__Exercise task__
Count the lines that hold the string "name". Reply with the number alone.

Stored data
________

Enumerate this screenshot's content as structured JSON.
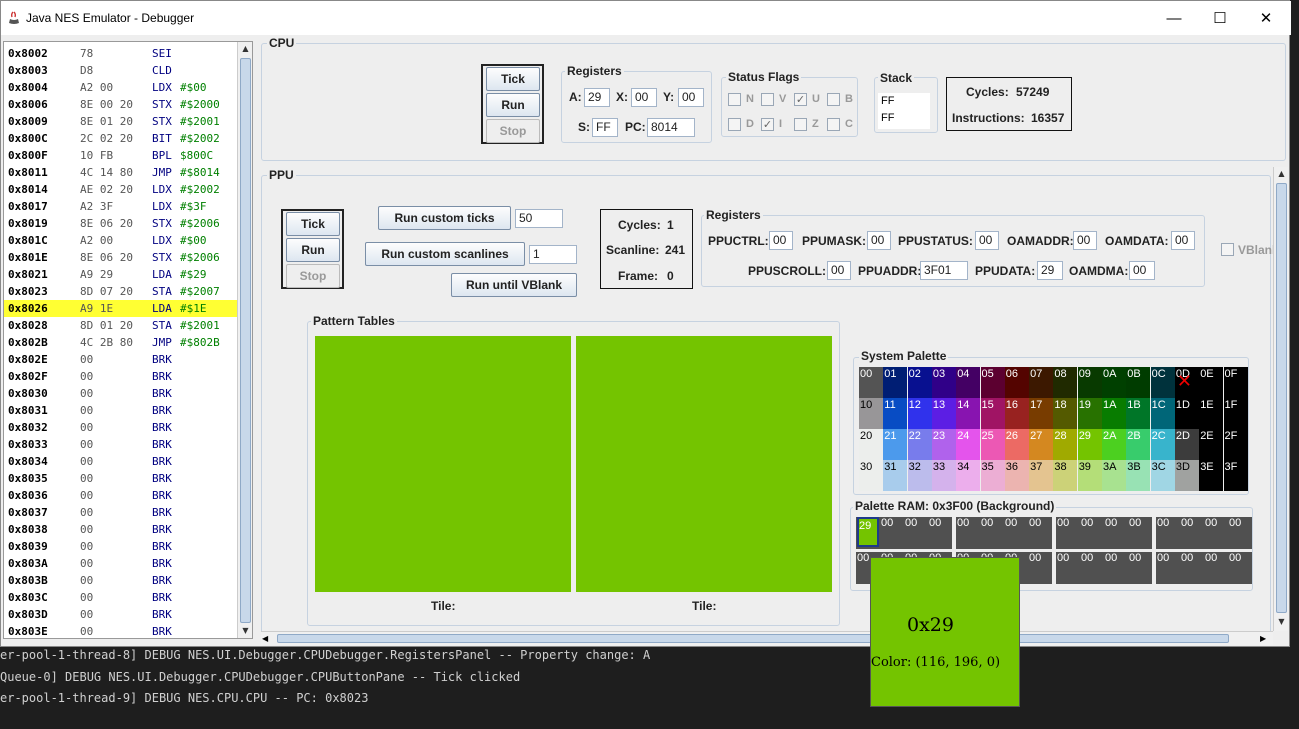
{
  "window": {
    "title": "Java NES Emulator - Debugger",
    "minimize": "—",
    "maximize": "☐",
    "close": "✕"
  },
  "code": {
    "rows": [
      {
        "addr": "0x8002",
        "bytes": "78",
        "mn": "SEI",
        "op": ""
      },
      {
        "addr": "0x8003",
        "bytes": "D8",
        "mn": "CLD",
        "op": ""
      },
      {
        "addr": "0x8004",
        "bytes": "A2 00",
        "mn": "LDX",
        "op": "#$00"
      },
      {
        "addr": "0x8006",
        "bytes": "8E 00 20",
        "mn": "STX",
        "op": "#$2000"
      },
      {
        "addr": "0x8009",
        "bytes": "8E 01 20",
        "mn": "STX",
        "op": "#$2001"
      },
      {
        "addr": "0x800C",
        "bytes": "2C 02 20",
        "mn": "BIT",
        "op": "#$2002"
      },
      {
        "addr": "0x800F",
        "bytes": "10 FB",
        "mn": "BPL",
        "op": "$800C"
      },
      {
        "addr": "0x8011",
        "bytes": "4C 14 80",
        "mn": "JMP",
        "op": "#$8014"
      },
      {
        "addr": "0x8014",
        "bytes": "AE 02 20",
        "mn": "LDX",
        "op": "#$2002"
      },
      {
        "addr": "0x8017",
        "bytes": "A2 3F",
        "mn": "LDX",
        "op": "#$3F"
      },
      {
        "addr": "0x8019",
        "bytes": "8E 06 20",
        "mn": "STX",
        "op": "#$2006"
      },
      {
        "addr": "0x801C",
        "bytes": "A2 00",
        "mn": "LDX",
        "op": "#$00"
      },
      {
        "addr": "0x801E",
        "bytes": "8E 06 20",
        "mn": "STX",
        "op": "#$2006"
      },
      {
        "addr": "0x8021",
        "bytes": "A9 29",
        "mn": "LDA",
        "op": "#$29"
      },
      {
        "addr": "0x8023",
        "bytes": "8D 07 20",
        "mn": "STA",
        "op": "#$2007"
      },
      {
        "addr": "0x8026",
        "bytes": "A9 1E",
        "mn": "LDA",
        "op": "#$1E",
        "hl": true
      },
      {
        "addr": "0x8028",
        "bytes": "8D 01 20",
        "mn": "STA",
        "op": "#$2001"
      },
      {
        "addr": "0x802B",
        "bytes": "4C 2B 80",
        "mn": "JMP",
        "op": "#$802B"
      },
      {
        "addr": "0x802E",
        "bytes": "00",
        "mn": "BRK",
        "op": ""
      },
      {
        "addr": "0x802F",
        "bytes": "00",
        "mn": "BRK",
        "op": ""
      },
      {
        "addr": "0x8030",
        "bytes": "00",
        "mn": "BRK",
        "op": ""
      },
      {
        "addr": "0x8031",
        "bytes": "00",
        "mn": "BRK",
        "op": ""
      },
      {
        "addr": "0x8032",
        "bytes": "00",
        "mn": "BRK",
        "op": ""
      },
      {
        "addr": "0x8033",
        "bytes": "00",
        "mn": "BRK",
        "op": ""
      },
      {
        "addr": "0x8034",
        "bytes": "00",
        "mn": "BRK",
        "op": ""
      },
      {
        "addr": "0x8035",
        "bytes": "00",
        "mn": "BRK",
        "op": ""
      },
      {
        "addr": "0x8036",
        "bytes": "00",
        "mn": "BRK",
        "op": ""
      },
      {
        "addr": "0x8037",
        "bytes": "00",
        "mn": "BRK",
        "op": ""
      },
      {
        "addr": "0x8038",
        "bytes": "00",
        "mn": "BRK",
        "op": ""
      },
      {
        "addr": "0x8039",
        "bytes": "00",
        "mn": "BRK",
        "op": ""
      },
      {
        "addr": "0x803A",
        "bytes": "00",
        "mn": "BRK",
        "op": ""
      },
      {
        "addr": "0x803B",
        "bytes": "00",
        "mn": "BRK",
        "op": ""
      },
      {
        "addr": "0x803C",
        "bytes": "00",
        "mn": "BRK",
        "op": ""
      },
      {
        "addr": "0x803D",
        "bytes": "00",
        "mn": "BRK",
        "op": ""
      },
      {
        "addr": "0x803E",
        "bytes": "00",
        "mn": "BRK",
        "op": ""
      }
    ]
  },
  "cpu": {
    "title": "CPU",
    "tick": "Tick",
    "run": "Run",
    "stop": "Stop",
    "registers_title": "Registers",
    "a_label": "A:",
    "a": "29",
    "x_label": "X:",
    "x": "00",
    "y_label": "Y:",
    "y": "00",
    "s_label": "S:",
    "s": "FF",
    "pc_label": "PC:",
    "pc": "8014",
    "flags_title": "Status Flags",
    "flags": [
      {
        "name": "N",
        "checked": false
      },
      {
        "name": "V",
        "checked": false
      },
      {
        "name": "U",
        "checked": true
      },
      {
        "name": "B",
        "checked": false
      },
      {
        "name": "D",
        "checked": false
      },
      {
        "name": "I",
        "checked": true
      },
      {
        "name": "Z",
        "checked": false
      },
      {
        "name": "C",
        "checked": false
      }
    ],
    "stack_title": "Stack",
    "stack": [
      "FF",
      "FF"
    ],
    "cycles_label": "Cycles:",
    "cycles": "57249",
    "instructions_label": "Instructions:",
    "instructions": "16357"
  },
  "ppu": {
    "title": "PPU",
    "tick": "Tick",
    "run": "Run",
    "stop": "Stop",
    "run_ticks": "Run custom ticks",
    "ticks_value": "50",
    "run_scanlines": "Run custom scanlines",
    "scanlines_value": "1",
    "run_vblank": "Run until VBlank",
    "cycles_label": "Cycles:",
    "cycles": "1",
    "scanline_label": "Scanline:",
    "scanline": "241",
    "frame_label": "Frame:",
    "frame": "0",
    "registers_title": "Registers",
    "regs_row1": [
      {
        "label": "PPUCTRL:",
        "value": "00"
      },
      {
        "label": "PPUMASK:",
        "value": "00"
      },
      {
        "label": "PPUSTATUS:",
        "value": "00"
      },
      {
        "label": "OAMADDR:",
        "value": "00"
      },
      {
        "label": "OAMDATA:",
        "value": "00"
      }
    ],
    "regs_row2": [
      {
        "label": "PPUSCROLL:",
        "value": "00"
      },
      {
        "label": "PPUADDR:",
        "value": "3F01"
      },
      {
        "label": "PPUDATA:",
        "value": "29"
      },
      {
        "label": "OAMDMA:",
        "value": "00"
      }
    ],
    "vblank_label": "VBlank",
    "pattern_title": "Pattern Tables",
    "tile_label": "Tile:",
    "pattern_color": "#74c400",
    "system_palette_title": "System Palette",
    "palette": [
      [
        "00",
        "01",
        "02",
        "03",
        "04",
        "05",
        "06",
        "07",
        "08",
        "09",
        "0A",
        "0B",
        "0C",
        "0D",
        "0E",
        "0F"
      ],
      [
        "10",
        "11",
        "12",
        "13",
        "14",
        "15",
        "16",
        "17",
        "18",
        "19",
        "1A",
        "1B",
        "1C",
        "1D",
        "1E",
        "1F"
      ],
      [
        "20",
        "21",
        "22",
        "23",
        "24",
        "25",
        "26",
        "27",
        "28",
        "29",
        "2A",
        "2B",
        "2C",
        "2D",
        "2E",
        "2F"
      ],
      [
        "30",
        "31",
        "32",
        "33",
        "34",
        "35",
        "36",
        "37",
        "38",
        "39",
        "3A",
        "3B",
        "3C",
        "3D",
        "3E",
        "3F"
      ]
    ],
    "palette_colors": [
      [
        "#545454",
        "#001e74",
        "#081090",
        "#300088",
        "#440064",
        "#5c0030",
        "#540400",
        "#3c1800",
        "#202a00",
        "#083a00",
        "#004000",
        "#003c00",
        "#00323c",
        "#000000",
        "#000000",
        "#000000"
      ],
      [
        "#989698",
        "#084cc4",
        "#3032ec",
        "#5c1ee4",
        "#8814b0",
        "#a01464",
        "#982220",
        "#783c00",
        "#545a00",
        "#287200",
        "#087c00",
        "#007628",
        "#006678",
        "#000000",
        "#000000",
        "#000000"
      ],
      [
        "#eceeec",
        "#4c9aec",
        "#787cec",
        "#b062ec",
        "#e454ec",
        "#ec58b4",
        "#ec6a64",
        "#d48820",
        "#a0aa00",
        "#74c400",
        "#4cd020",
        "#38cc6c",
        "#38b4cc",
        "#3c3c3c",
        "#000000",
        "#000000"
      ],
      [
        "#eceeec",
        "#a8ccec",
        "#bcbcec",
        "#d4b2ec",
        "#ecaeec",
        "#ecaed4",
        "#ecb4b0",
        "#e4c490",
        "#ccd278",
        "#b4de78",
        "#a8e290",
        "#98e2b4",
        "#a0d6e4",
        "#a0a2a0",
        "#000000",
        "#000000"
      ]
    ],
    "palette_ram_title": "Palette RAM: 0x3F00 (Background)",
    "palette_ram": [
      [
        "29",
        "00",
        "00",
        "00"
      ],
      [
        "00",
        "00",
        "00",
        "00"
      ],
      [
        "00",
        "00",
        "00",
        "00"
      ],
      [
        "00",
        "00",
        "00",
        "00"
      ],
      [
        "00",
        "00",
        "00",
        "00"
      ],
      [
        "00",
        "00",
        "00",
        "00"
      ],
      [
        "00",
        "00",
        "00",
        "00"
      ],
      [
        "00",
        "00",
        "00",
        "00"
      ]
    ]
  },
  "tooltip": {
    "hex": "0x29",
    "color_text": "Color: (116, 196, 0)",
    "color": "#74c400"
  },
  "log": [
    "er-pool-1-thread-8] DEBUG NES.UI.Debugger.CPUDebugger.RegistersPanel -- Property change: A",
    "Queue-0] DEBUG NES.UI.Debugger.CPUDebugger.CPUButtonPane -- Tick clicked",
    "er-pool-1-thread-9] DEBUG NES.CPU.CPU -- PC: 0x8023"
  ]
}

________

__Exercise result__
8